### DATA LINES
____
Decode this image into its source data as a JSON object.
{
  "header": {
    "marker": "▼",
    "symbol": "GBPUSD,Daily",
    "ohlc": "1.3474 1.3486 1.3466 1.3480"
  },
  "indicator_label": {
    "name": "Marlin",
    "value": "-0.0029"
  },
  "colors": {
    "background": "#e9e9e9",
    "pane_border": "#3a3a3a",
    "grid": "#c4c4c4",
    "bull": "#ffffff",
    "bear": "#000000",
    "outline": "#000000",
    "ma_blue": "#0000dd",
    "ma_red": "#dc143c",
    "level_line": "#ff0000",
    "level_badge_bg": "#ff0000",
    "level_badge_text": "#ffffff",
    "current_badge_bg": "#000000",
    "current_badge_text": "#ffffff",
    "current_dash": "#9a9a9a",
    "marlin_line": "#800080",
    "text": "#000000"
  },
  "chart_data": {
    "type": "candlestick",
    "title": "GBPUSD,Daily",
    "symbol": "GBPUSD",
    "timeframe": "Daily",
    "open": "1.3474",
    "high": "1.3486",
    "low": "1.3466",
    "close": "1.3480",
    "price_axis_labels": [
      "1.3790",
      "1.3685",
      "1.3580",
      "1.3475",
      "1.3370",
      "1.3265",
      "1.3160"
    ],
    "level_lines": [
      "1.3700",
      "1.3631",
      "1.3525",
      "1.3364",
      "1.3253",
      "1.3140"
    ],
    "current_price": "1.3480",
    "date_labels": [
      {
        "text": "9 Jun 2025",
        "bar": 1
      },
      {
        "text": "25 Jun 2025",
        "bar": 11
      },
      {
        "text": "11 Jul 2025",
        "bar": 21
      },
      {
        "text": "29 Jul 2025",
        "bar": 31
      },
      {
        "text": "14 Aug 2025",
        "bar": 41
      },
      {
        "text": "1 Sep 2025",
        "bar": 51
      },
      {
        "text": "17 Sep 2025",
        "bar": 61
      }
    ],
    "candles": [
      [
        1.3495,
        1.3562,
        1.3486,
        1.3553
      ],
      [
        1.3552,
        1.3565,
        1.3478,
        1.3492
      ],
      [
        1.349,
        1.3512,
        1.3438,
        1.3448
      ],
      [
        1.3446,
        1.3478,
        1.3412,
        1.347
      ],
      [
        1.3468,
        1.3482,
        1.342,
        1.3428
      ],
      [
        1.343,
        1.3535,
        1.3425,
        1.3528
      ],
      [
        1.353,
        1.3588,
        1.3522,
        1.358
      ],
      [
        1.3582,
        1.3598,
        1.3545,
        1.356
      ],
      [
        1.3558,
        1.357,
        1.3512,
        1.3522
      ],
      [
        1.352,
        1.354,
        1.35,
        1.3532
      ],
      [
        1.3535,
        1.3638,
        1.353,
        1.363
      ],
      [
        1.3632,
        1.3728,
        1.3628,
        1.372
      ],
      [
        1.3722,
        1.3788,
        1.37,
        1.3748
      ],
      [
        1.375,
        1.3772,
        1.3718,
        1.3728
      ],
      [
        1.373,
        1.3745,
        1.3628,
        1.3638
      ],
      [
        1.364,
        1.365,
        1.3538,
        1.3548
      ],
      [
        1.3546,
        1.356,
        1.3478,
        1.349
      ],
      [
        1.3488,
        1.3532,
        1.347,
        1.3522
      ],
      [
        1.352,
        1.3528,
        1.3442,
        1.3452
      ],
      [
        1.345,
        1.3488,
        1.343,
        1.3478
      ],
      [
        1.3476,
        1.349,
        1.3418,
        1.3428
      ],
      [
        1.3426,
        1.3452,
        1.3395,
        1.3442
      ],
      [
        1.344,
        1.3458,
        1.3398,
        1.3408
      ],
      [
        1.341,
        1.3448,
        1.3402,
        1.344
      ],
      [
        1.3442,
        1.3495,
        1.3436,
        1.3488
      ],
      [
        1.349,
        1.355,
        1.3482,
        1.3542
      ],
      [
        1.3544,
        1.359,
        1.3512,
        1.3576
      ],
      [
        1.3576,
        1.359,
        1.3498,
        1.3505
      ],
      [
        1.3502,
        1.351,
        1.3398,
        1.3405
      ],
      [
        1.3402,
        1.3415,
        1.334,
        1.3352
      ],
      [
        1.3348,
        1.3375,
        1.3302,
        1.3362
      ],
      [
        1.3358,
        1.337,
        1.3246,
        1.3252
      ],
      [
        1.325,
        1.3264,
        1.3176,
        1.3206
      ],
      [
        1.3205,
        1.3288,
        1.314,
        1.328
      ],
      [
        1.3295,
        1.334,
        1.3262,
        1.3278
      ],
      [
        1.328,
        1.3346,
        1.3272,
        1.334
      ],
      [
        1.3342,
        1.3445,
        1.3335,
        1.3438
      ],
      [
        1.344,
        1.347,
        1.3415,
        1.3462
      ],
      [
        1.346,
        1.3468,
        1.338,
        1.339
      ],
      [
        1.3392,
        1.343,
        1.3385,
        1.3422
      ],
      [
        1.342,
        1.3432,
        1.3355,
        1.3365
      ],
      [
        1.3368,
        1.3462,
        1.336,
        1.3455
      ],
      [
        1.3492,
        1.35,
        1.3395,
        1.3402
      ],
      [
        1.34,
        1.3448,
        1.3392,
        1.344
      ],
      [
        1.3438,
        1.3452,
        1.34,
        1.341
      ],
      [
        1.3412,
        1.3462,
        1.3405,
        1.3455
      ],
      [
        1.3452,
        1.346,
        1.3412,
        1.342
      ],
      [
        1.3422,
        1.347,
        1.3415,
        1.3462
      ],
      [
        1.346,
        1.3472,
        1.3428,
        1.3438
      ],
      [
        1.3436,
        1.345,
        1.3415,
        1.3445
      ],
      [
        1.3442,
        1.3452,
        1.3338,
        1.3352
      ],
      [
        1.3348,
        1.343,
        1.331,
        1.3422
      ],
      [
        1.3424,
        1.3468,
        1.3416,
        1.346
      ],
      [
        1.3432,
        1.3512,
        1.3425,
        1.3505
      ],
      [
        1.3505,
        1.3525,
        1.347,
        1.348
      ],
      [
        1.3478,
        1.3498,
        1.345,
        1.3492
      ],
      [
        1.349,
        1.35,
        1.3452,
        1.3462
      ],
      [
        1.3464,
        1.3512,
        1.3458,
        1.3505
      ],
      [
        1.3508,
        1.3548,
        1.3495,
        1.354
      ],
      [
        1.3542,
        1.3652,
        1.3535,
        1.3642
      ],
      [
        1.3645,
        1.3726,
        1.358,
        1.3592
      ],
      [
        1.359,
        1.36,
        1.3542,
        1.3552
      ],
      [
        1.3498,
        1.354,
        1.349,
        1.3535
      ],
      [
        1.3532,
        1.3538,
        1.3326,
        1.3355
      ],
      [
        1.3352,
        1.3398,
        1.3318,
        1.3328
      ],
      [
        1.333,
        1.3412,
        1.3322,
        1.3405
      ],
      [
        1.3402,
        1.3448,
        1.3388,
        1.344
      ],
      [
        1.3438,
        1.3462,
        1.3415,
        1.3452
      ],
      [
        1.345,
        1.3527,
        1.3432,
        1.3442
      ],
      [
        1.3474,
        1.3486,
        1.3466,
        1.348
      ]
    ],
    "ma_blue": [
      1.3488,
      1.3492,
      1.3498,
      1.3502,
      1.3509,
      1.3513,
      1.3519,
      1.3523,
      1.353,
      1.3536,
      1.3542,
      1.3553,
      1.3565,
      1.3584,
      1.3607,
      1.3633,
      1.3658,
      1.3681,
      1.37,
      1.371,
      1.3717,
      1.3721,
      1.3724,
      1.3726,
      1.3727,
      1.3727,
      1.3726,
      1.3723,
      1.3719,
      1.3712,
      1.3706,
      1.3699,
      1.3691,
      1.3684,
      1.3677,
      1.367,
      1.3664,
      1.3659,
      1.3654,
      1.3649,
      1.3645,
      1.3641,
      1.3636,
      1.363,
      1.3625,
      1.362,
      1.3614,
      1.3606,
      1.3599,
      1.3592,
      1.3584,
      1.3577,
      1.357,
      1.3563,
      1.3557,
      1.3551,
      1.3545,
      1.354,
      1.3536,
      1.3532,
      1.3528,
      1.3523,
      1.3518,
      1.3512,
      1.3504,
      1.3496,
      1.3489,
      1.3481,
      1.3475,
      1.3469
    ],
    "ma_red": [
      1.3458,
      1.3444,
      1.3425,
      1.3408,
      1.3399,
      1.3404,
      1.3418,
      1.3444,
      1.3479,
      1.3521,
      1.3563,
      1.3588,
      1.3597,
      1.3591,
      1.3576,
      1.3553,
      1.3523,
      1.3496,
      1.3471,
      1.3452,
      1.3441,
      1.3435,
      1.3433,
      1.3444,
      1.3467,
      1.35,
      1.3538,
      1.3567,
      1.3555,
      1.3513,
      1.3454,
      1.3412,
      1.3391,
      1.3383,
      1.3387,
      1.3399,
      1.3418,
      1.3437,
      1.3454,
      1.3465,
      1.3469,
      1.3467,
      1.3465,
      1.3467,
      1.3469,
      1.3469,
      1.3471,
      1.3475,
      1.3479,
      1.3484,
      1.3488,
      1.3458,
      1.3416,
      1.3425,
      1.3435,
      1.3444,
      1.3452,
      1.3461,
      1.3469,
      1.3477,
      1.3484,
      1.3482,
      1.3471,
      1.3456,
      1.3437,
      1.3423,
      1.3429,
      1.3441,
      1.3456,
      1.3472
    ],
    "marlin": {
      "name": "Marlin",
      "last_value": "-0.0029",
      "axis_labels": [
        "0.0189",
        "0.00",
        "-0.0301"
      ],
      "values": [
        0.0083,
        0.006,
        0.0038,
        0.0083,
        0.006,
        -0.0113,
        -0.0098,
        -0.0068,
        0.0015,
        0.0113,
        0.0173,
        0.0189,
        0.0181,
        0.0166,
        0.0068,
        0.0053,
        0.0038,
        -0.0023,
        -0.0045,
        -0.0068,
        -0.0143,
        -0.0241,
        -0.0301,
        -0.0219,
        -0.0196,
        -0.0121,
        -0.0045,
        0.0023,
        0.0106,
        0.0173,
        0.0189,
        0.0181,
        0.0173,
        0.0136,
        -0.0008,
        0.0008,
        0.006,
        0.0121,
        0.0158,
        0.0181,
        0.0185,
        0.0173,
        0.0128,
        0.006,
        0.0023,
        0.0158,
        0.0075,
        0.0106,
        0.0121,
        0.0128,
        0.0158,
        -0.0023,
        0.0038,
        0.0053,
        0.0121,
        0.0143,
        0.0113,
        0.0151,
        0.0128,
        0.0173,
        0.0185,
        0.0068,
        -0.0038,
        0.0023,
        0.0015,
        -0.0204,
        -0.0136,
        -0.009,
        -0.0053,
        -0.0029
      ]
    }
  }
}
____
### EXERCISE AIM
What is the number of lines holding the word "Daily"? State it alone.

### EXERCISE ANSWER
3